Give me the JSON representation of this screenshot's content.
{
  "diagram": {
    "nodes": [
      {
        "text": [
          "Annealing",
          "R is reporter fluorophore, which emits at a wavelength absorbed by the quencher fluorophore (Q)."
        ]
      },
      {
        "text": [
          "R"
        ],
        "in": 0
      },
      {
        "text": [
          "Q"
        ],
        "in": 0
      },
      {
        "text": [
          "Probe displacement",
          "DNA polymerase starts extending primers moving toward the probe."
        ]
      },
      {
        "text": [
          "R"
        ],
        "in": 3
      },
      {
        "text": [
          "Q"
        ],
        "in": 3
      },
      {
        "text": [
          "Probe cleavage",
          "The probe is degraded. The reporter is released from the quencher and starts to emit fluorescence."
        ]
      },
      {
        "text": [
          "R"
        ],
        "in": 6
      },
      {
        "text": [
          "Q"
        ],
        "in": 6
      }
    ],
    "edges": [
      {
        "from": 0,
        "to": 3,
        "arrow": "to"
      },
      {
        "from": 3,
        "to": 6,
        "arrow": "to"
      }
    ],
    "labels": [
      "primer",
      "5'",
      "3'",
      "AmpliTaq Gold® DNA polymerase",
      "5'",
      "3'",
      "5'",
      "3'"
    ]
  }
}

---------------

EXERCISE REQUIREMENTS => Output every line above without altering anything.

EXPECTED ANSWER =>
Give me the JSON representation of this screenshot's content.
{
  "diagram": {
    "nodes": [
      {
        "text": [
          "Annealing",
          "R is reporter fluorophore, which emits at a wavelength absorbed by the quencher fluorophore (Q)."
        ]
      },
      {
        "text": [
          "R"
        ],
        "in": 0
      },
      {
        "text": [
          "Q"
        ],
        "in": 0
      },
      {
        "text": [
          "Probe displacement",
          "DNA polymerase starts extending primers moving toward the probe."
        ]
      },
      {
        "text": [
          "R"
        ],
        "in": 3
      },
      {
        "text": [
          "Q"
        ],
        "in": 3
      },
      {
        "text": [
          "Probe cleavage",
          "The probe is degraded. The reporter is released from the quencher and starts to emit fluorescence."
        ]
      },
      {
        "text": [
          "R"
        ],
        "in": 6
      },
      {
        "text": [
          "Q"
        ],
        "in": 6
      }
    ],
    "edges": [
      {
        "from": 0,
        "to": 3,
        "arrow": "to"
      },
      {
        "from": 3,
        "to": 6,
        "arrow": "to"
      }
    ],
    "labels": [
      "primer",
      "5'",
      "3'",
      "AmpliTaq Gold® DNA polymerase",
      "5'",
      "3'",
      "5'",
      "3'"
    ]
  }
}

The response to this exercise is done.